(Data for the task)
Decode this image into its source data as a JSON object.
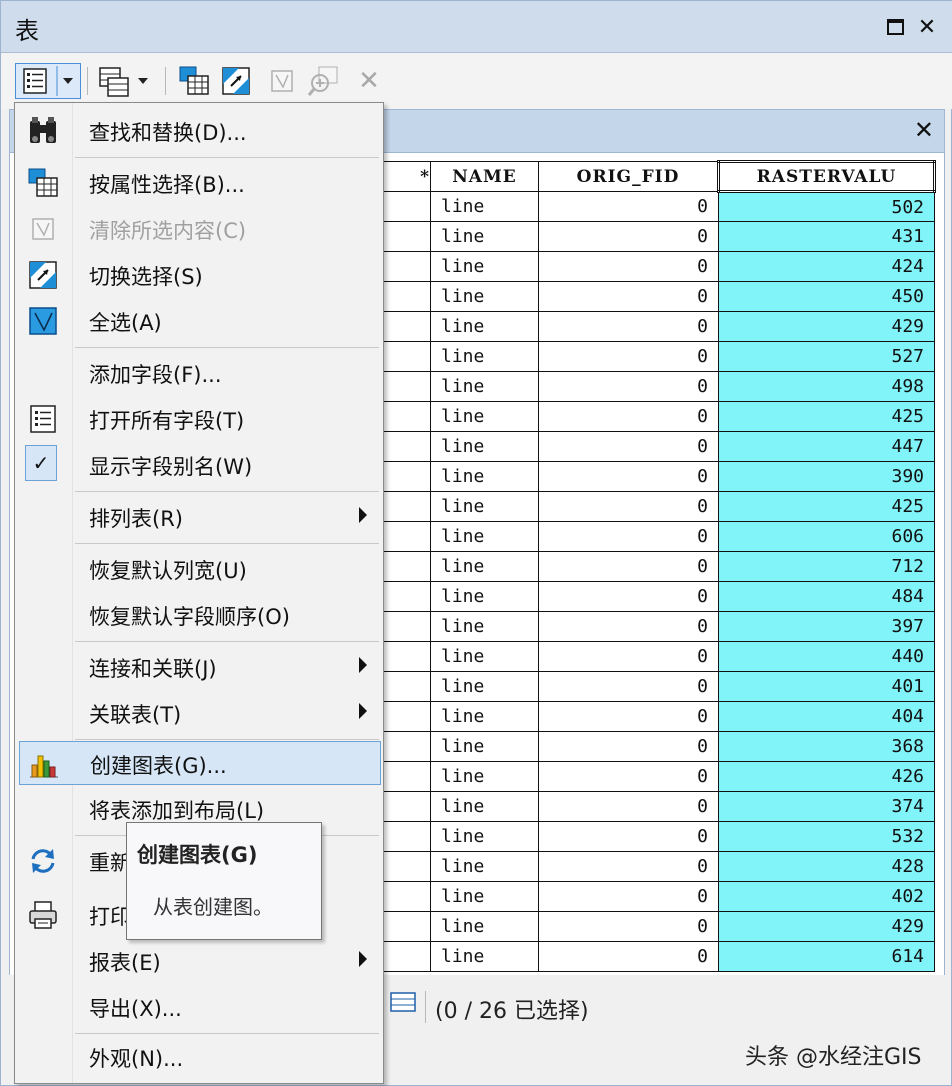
{
  "window": {
    "title": "表"
  },
  "table": {
    "columns": [
      "*",
      "NAME",
      "ORIG_FID",
      "RASTERVALU"
    ],
    "rows": [
      [
        "line",
        "0",
        "502"
      ],
      [
        "line",
        "0",
        "431"
      ],
      [
        "line",
        "0",
        "424"
      ],
      [
        "line",
        "0",
        "450"
      ],
      [
        "line",
        "0",
        "429"
      ],
      [
        "line",
        "0",
        "527"
      ],
      [
        "line",
        "0",
        "498"
      ],
      [
        "line",
        "0",
        "425"
      ],
      [
        "line",
        "0",
        "447"
      ],
      [
        "line",
        "0",
        "390"
      ],
      [
        "line",
        "0",
        "425"
      ],
      [
        "line",
        "0",
        "606"
      ],
      [
        "line",
        "0",
        "712"
      ],
      [
        "line",
        "0",
        "484"
      ],
      [
        "line",
        "0",
        "397"
      ],
      [
        "line",
        "0",
        "440"
      ],
      [
        "line",
        "0",
        "401"
      ],
      [
        "line",
        "0",
        "404"
      ],
      [
        "line",
        "0",
        "368"
      ],
      [
        "line",
        "0",
        "426"
      ],
      [
        "line",
        "0",
        "374"
      ],
      [
        "line",
        "0",
        "532"
      ],
      [
        "line",
        "0",
        "428"
      ],
      [
        "line",
        "0",
        "402"
      ],
      [
        "line",
        "0",
        "429"
      ],
      [
        "line",
        "0",
        "614"
      ]
    ]
  },
  "menu": {
    "find_replace": "查找和替换(D)...",
    "select_by_attr": "按属性选择(B)...",
    "clear_selection": "清除所选内容(C)",
    "switch_selection": "切换选择(S)",
    "select_all": "全选(A)",
    "add_field": "添加字段(F)...",
    "open_all_fields": "打开所有字段(T)",
    "show_alias": "显示字段别名(W)",
    "arrange_tables": "排列表(R)",
    "restore_width": "恢复默认列宽(U)",
    "restore_order": "恢复默认字段顺序(O)",
    "joins_relates": "连接和关联(J)",
    "related_tables": "关联表(T)",
    "create_graph": "创建图表(G)...",
    "add_to_layout": "将表添加到布局(L)",
    "reload_cache": "重新",
    "print": "打印",
    "reports": "报表(E)",
    "export": "导出(X)...",
    "appearance": "外观(N)..."
  },
  "tooltip": {
    "title": "创建图表(G)",
    "body": "从表创建图。"
  },
  "status": {
    "selection": "(0 / 26 已选择)"
  },
  "watermark": "头条 @水经注GIS",
  "colors": {
    "selected_column": "#80f4f8",
    "highlight": "#d6e6f7",
    "titlebar": "#cfdcec"
  }
}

(Written request) Reproduce all of the data exactly, omitting each picture it holds.

(The answer)
Decode this image into its source data as a JSON object.
{
  "window": {
    "title": "表"
  },
  "table": {
    "columns": [
      "*",
      "NAME",
      "ORIG_FID",
      "RASTERVALU"
    ],
    "rows": [
      [
        "line",
        "0",
        "502"
      ],
      [
        "line",
        "0",
        "431"
      ],
      [
        "line",
        "0",
        "424"
      ],
      [
        "line",
        "0",
        "450"
      ],
      [
        "line",
        "0",
        "429"
      ],
      [
        "line",
        "0",
        "527"
      ],
      [
        "line",
        "0",
        "498"
      ],
      [
        "line",
        "0",
        "425"
      ],
      [
        "line",
        "0",
        "447"
      ],
      [
        "line",
        "0",
        "390"
      ],
      [
        "line",
        "0",
        "425"
      ],
      [
        "line",
        "0",
        "606"
      ],
      [
        "line",
        "0",
        "712"
      ],
      [
        "line",
        "0",
        "484"
      ],
      [
        "line",
        "0",
        "397"
      ],
      [
        "line",
        "0",
        "440"
      ],
      [
        "line",
        "0",
        "401"
      ],
      [
        "line",
        "0",
        "404"
      ],
      [
        "line",
        "0",
        "368"
      ],
      [
        "line",
        "0",
        "426"
      ],
      [
        "line",
        "0",
        "374"
      ],
      [
        "line",
        "0",
        "532"
      ],
      [
        "line",
        "0",
        "428"
      ],
      [
        "line",
        "0",
        "402"
      ],
      [
        "line",
        "0",
        "429"
      ],
      [
        "line",
        "0",
        "614"
      ]
    ]
  },
  "menu": {
    "find_replace": "查找和替换(D)...",
    "select_by_attr": "按属性选择(B)...",
    "clear_selection": "清除所选内容(C)",
    "switch_selection": "切换选择(S)",
    "select_all": "全选(A)",
    "add_field": "添加字段(F)...",
    "open_all_fields": "打开所有字段(T)",
    "show_alias": "显示字段别名(W)",
    "arrange_tables": "排列表(R)",
    "restore_width": "恢复默认列宽(U)",
    "restore_order": "恢复默认字段顺序(O)",
    "joins_relates": "连接和关联(J)",
    "related_tables": "关联表(T)",
    "create_graph": "创建图表(G)...",
    "add_to_layout": "将表添加到布局(L)",
    "reload_cache": "重新",
    "print": "打印",
    "reports": "报表(E)",
    "export": "导出(X)...",
    "appearance": "外观(N)..."
  },
  "tooltip": {
    "title": "创建图表(G)",
    "body": "从表创建图。"
  },
  "status": {
    "selection": "(0 / 26 已选择)"
  },
  "watermark": "头条 @水经注GIS",
  "colors": {
    "selected_column": "#80f4f8",
    "highlight": "#d6e6f7",
    "titlebar": "#cfdcec"
  }
}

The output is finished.